(Annotated element listings)

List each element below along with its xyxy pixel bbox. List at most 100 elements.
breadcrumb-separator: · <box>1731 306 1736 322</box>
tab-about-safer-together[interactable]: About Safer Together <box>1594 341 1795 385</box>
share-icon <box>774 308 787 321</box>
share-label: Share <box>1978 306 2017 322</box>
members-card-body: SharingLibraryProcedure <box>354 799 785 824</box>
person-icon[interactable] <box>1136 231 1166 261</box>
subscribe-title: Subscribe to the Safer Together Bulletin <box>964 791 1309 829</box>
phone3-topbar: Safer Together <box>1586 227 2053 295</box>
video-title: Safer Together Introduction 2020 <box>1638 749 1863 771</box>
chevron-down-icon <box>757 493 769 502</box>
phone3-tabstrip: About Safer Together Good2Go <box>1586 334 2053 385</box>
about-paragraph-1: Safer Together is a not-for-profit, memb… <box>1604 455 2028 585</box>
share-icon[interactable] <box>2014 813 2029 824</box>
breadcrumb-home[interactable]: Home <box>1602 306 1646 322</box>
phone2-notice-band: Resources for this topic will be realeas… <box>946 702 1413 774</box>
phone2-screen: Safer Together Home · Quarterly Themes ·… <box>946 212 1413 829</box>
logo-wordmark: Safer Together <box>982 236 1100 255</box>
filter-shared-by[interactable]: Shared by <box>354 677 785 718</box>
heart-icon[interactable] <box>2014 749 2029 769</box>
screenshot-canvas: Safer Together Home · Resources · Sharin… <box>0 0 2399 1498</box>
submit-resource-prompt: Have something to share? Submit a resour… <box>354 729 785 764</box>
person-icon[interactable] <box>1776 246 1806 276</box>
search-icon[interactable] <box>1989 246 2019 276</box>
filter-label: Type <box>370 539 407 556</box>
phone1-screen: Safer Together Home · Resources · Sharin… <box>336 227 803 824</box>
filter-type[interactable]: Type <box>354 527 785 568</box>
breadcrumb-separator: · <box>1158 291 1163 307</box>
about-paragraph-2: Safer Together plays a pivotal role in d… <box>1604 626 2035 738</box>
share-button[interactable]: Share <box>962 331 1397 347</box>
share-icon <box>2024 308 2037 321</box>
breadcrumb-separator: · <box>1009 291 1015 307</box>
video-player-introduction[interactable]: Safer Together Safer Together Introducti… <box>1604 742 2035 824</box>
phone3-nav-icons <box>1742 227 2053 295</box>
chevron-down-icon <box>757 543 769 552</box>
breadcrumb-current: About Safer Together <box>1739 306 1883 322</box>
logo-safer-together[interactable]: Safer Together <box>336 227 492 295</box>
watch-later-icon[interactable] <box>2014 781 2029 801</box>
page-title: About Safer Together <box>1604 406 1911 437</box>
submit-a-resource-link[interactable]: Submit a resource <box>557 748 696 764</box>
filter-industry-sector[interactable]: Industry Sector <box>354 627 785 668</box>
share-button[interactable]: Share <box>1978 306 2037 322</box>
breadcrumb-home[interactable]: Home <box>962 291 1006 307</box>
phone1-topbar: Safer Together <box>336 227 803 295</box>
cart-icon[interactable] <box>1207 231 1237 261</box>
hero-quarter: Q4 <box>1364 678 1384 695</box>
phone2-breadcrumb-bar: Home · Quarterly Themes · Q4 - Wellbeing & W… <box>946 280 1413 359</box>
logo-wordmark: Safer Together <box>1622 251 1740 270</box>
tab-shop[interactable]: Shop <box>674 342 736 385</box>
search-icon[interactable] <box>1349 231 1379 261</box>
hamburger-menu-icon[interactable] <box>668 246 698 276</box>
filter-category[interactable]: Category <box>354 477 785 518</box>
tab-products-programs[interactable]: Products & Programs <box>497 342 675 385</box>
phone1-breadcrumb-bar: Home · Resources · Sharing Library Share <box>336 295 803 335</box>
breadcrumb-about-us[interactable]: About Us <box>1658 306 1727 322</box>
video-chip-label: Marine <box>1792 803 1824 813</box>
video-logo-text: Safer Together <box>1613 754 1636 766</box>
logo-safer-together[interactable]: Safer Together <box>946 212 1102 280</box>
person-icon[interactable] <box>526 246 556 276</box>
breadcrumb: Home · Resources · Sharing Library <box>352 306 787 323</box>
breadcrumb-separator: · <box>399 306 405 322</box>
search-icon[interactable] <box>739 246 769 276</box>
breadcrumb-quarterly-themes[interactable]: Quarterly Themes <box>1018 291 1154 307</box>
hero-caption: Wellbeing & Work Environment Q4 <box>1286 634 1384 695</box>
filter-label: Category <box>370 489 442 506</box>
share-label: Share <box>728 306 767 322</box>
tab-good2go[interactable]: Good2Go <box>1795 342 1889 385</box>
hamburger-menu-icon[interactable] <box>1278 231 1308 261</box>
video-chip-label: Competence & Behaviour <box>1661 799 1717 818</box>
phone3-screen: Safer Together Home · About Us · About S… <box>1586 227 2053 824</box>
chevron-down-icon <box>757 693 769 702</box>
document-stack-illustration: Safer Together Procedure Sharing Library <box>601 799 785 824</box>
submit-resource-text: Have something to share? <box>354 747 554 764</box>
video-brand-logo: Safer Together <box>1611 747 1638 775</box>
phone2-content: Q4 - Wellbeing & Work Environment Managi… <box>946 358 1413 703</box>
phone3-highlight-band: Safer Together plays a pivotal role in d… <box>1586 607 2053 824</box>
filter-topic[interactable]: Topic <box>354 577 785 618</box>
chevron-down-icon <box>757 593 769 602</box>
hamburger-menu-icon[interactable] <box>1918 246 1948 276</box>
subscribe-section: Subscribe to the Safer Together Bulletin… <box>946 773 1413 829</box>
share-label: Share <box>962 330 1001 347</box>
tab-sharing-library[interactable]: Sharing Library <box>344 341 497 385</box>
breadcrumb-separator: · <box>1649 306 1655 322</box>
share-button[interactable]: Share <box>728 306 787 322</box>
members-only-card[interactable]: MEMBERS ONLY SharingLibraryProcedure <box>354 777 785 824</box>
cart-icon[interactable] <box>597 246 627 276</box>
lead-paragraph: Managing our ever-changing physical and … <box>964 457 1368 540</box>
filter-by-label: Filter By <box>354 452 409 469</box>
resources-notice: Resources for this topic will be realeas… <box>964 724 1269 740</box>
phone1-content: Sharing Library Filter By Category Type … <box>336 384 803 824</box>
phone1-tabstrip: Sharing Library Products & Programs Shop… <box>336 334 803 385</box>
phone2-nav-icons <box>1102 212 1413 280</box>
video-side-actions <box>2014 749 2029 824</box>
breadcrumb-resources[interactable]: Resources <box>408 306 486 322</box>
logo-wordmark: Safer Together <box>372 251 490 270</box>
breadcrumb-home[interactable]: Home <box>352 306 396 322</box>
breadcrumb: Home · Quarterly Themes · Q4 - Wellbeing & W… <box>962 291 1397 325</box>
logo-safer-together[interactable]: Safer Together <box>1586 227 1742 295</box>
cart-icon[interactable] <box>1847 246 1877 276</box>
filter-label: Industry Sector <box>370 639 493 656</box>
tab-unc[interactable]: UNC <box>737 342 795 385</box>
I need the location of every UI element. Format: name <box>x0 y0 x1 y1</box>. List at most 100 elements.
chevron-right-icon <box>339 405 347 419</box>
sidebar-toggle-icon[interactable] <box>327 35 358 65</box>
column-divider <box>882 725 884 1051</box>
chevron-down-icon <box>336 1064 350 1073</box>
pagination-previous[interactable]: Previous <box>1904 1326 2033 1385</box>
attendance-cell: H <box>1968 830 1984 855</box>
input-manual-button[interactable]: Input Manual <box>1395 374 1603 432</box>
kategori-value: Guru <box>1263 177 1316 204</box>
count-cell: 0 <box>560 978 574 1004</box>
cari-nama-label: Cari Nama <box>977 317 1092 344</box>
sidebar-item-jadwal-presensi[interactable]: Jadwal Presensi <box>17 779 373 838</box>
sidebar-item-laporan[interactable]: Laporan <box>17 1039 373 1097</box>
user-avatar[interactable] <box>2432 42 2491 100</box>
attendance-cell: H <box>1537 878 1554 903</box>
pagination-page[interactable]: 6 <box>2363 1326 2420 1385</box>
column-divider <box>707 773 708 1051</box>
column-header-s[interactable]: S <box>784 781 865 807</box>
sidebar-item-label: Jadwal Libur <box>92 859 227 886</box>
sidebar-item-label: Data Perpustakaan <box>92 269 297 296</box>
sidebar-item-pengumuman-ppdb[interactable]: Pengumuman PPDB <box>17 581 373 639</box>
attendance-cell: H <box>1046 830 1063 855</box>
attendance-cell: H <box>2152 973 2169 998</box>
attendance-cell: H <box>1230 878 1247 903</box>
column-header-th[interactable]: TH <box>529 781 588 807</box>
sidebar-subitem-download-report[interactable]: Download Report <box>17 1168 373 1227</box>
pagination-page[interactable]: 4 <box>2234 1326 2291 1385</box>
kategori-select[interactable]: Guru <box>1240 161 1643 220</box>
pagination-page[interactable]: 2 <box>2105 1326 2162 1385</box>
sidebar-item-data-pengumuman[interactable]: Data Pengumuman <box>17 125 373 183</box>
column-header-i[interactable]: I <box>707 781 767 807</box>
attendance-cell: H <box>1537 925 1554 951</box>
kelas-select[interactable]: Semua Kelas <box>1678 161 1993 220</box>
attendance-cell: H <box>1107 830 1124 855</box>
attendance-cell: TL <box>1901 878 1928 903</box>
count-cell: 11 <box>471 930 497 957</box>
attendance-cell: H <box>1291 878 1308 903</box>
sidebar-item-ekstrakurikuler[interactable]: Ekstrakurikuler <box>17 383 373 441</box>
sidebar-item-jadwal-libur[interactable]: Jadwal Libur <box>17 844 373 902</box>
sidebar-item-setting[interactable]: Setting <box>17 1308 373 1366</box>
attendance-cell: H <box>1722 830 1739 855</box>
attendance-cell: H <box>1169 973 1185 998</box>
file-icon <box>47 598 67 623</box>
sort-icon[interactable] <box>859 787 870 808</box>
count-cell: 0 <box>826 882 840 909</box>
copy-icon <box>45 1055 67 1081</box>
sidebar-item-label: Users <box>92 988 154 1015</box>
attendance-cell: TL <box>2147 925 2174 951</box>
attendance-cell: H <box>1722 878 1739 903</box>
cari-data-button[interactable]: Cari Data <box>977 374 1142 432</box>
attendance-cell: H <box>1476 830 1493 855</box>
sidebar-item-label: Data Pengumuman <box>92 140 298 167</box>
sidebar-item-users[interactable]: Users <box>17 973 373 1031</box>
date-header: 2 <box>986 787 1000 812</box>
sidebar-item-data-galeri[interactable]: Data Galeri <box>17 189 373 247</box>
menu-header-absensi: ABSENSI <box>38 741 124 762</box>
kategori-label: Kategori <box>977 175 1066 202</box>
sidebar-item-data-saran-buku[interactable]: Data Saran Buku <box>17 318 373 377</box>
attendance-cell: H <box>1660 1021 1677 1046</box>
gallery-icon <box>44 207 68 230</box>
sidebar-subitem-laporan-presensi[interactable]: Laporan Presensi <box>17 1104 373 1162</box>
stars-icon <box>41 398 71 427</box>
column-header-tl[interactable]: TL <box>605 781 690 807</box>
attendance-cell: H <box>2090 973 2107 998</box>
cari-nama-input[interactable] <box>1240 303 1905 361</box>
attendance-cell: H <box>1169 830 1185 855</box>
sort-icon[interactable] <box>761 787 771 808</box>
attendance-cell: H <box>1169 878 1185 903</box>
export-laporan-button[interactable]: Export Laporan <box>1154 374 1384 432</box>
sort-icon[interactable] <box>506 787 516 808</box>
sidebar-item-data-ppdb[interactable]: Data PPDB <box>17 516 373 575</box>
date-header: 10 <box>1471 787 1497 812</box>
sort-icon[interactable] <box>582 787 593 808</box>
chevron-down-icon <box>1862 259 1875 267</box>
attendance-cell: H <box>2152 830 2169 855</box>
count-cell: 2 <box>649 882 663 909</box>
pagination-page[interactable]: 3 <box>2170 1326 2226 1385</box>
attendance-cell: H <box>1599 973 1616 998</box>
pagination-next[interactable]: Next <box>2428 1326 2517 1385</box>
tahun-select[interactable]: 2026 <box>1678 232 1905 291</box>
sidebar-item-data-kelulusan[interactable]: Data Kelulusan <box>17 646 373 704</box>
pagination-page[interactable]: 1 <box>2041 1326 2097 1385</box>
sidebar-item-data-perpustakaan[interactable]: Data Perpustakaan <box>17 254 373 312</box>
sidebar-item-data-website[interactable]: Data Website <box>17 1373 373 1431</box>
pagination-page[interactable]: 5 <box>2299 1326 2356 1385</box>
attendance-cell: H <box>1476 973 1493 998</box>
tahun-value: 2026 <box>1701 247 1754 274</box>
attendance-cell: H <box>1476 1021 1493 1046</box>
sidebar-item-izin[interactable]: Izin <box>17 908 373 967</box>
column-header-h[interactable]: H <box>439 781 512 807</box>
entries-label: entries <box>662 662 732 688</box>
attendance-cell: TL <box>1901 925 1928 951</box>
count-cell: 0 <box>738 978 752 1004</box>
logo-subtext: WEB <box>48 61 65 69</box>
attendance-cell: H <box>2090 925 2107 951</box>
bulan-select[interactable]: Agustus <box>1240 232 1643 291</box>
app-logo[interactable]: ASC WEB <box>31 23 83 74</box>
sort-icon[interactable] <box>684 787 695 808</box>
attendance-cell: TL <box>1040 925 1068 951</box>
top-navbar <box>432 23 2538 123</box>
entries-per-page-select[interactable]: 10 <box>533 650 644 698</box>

> WHAT THIS TASK INVOLVES: Copy the entries above word for word, starting at the beginning and ending with the line that contains "breadcrumb-home[interactable]: Home <box>1602", including that line.

> FINISHED EXERCISE:
List each element below along with its xyxy pixel bbox. List at most 100 elements.
breadcrumb-separator: · <box>1731 306 1736 322</box>
tab-about-safer-together[interactable]: About Safer Together <box>1594 341 1795 385</box>
share-icon <box>774 308 787 321</box>
share-label: Share <box>1978 306 2017 322</box>
members-card-body: SharingLibraryProcedure <box>354 799 785 824</box>
person-icon[interactable] <box>1136 231 1166 261</box>
subscribe-title: Subscribe to the Safer Together Bulletin <box>964 791 1309 829</box>
phone3-topbar: Safer Together <box>1586 227 2053 295</box>
video-title: Safer Together Introduction 2020 <box>1638 749 1863 771</box>
chevron-down-icon <box>757 493 769 502</box>
phone3-tabstrip: About Safer Together Good2Go <box>1586 334 2053 385</box>
about-paragraph-1: Safer Together is a not-for-profit, memb… <box>1604 455 2028 585</box>
share-icon[interactable] <box>2014 813 2029 824</box>
breadcrumb-home[interactable]: Home <box>1602 306 1646 322</box>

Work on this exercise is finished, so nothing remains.